[Raw records]
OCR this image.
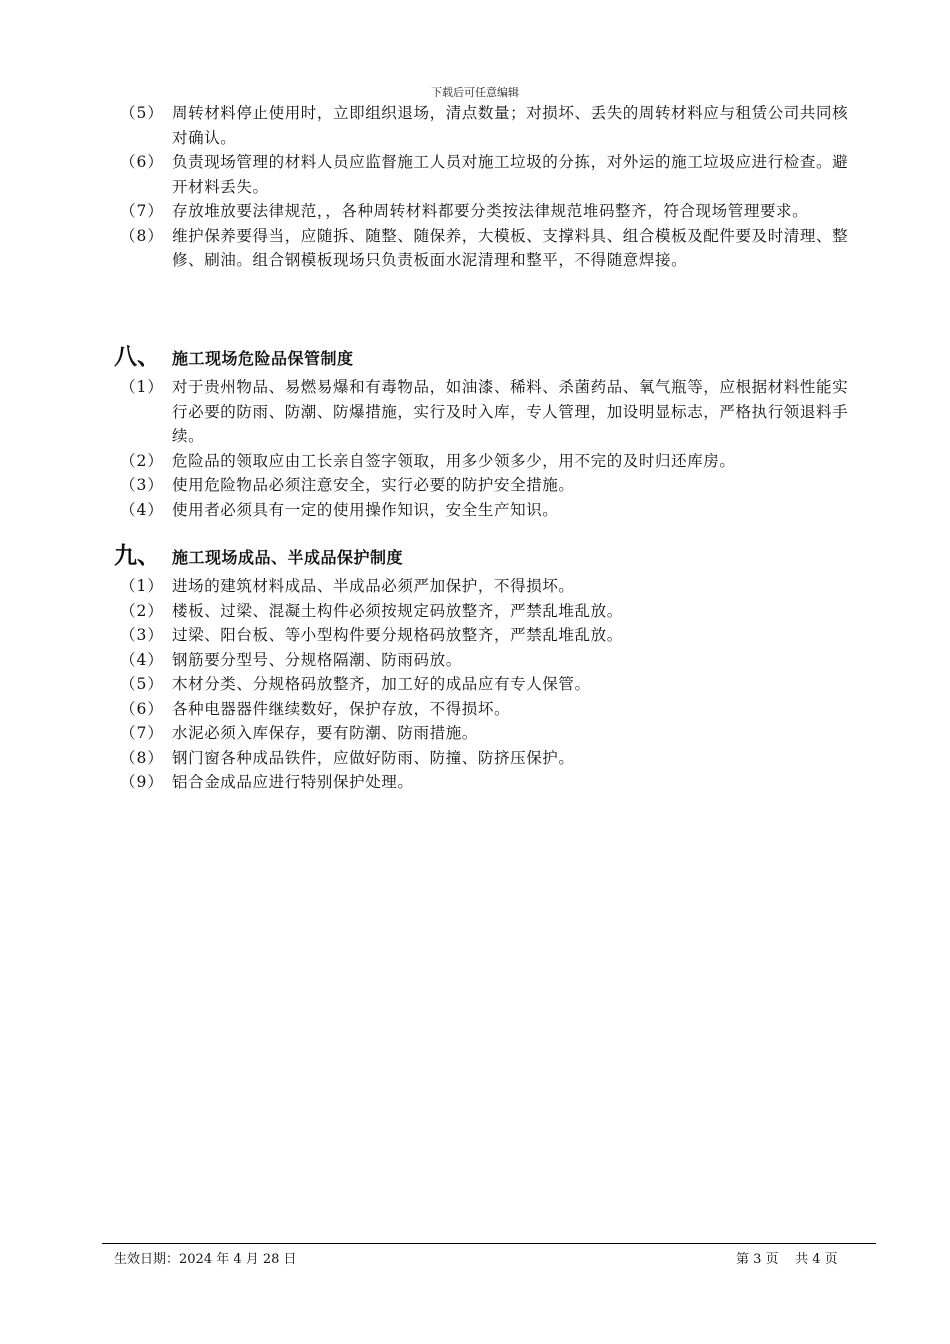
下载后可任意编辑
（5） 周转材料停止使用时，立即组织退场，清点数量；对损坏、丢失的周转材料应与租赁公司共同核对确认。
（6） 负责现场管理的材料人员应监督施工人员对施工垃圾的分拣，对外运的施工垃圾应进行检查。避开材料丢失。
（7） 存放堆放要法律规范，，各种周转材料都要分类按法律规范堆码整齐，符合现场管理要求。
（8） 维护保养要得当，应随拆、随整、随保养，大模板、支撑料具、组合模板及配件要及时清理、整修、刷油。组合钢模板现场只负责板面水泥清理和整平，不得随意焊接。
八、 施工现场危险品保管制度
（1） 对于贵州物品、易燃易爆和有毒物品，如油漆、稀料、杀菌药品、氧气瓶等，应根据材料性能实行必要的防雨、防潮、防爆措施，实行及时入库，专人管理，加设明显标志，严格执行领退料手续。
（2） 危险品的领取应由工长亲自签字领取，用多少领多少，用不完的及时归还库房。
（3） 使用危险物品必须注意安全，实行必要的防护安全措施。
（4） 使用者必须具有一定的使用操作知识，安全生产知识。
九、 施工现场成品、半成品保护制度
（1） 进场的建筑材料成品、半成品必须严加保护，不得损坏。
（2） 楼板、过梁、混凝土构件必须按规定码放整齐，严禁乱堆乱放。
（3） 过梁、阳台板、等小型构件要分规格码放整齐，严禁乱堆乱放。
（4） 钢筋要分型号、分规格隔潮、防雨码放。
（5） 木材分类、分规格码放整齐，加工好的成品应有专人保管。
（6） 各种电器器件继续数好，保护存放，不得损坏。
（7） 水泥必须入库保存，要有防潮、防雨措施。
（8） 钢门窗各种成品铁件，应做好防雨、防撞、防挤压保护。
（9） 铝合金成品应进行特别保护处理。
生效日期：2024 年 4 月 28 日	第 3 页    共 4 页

[Exercise details] Restate each line of the records exactly; pictures do not belong in the copy.

[Task output]
OCR this image.
下载后可任意编辑
（5） 周转材料停止使用时，立即组织退场，清点数量；对损坏、丢失的周转材料应与租赁公司共同核对确认。
（6） 负责现场管理的材料人员应监督施工人员对施工垃圾的分拣，对外运的施工垃圾应进行检查。避开材料丢失。
（7） 存放堆放要法律规范，，各种周转材料都要分类按法律规范堆码整齐，符合现场管理要求。
（8） 维护保养要得当，应随拆、随整、随保养，大模板、支撑料具、组合模板及配件要及时清理、整修、刷油。组合钢模板现场只负责板面水泥清理和整平，不得随意焊接。
八、 施工现场危险品保管制度
（1） 对于贵州物品、易燃易爆和有毒物品，如油漆、稀料、杀菌药品、氧气瓶等，应根据材料性能实行必要的防雨、防潮、防爆措施，实行及时入库，专人管理，加设明显标志，严格执行领退料手续。
（2） 危险品的领取应由工长亲自签字领取，用多少领多少，用不完的及时归还库房。
（3） 使用危险物品必须注意安全，实行必要的防护安全措施。
（4） 使用者必须具有一定的使用操作知识，安全生产知识。
九、 施工现场成品、半成品保护制度
（1） 进场的建筑材料成品、半成品必须严加保护，不得损坏。
（2） 楼板、过梁、混凝土构件必须按规定码放整齐，严禁乱堆乱放。
（3） 过梁、阳台板、等小型构件要分规格码放整齐，严禁乱堆乱放。
（4） 钢筋要分型号、分规格隔潮、防雨码放。
（5） 木材分类、分规格码放整齐，加工好的成品应有专人保管。
（6） 各种电器器件继续数好，保护存放，不得损坏。
（7） 水泥必须入库保存，要有防潮、防雨措施。
（8） 钢门窗各种成品铁件，应做好防雨、防撞、防挤压保护。
（9） 铝合金成品应进行特别保护处理。
生效日期：2024 年 4 月 28 日	第 3 页    共 4 页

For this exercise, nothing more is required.